* [SET PROBLEM] Your task is to write out the complete listing exactly as it is shown.

* [RECORDS SUPPLIED]
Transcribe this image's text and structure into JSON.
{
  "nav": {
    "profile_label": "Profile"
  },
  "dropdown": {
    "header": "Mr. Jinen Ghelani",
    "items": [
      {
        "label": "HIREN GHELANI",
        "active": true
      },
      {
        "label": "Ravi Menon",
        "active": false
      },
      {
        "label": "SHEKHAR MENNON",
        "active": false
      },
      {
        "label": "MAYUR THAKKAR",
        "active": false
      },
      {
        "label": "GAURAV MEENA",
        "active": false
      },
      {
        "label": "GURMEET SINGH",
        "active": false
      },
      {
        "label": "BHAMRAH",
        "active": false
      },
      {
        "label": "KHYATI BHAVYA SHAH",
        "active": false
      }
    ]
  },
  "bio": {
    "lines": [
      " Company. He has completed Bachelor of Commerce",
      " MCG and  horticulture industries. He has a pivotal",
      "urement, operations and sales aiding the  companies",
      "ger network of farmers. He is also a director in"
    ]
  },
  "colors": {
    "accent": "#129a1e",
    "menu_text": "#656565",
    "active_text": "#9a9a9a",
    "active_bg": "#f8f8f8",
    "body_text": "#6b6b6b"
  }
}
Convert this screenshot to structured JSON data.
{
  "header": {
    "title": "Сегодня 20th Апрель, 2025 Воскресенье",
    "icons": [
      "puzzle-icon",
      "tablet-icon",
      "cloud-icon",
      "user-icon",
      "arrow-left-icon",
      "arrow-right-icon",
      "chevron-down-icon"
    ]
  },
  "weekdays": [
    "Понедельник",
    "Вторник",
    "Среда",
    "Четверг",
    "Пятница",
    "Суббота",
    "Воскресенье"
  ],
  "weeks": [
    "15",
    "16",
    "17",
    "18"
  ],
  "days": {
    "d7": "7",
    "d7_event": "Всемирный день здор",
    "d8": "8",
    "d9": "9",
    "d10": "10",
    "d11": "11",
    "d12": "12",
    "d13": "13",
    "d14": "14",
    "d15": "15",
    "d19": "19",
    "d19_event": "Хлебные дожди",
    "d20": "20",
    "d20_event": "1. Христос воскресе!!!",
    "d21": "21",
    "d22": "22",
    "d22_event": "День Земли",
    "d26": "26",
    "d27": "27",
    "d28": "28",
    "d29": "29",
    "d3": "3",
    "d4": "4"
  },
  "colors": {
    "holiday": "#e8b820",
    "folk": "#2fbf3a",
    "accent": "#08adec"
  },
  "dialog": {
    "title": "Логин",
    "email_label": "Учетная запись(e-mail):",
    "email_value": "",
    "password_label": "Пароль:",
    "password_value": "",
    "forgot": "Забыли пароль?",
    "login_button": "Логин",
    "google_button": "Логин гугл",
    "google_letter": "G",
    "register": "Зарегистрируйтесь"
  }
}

* [FINAL ANSWER]
Transcribe this image's text and structure into JSON.
{
  "nav": {
    "profile_label": "Profile"
  },
  "dropdown": {
    "header": "Mr. Jinen Ghelani",
    "items": [
      {
        "label": "HIREN GHELANI",
        "active": true
      },
      {
        "label": "Ravi Menon",
        "active": false
      },
      {
        "label": "SHEKHAR MENNON",
        "active": false
      },
      {
        "label": "MAYUR THAKKAR",
        "active": false
      },
      {
        "label": "GAURAV MEENA",
        "active": false
      },
      {
        "label": "GURMEET SINGH",
        "active": false
      },
      {
        "label": "BHAMRAH",
        "active": false
      },
      {
        "label": "KHYATI BHAVYA SHAH",
        "active": false
      }
    ]
  },
  "bio": {
    "lines": [
      " Company. He has completed Bachelor of Commerce",
      " MCG and  horticulture industries. He has a pivotal",
      "urement, operations and sales aiding the  companies",
      "ger network of farmers. He is also a director in"
    ]
  },
  "colors": {
    "accent": "#129a1e",
    "menu_text": "#656565",
    "active_text": "#9a9a9a",
    "active_bg": "#f8f8f8",
    "body_text": "#6b6b6b"
  }
}
Convert this screenshot to structured JSON data.
{
  "header": {
    "title": "Сегодня 20th Апрель, 2025 Воскресенье",
    "icons": [
      "puzzle-icon",
      "tablet-icon",
      "cloud-icon",
      "user-icon",
      "arrow-left-icon",
      "arrow-right-icon",
      "chevron-down-icon"
    ]
  },
  "weekdays": [
    "Понедельник",
    "Вторник",
    "Среда",
    "Четверг",
    "Пятница",
    "Суббота",
    "Воскресенье"
  ],
  "weeks": [
    "15",
    "16",
    "17",
    "18"
  ],
  "days": {
    "d7": "7",
    "d7_event": "Всемирный день здор",
    "d8": "8",
    "d9": "9",
    "d10": "10",
    "d11": "11",
    "d12": "12",
    "d13": "13",
    "d14": "14",
    "d15": "15",
    "d19": "19",
    "d19_event": "Хлебные дожди",
    "d20": "20",
    "d20_event": "1. Христос воскресе!!!",
    "d21": "21",
    "d22": "22",
    "d22_event": "День Земли",
    "d26": "26",
    "d27": "27",
    "d28": "28",
    "d29": "29",
    "d3": "3",
    "d4": "4"
  },
  "colors": {
    "holiday": "#e8b820",
    "folk": "#2fbf3a",
    "accent": "#08adec"
  },
  "dialog": {
    "title": "Логин",
    "email_label": "Учетная запись(e-mail):",
    "email_value": "",
    "password_label": "Пароль:",
    "password_value": "",
    "forgot": "Забыли пароль?",
    "login_button": "Логин",
    "google_button": "Логин гугл",
    "google_letter": "G",
    "register": "Зарегистрируйтесь"
  }
}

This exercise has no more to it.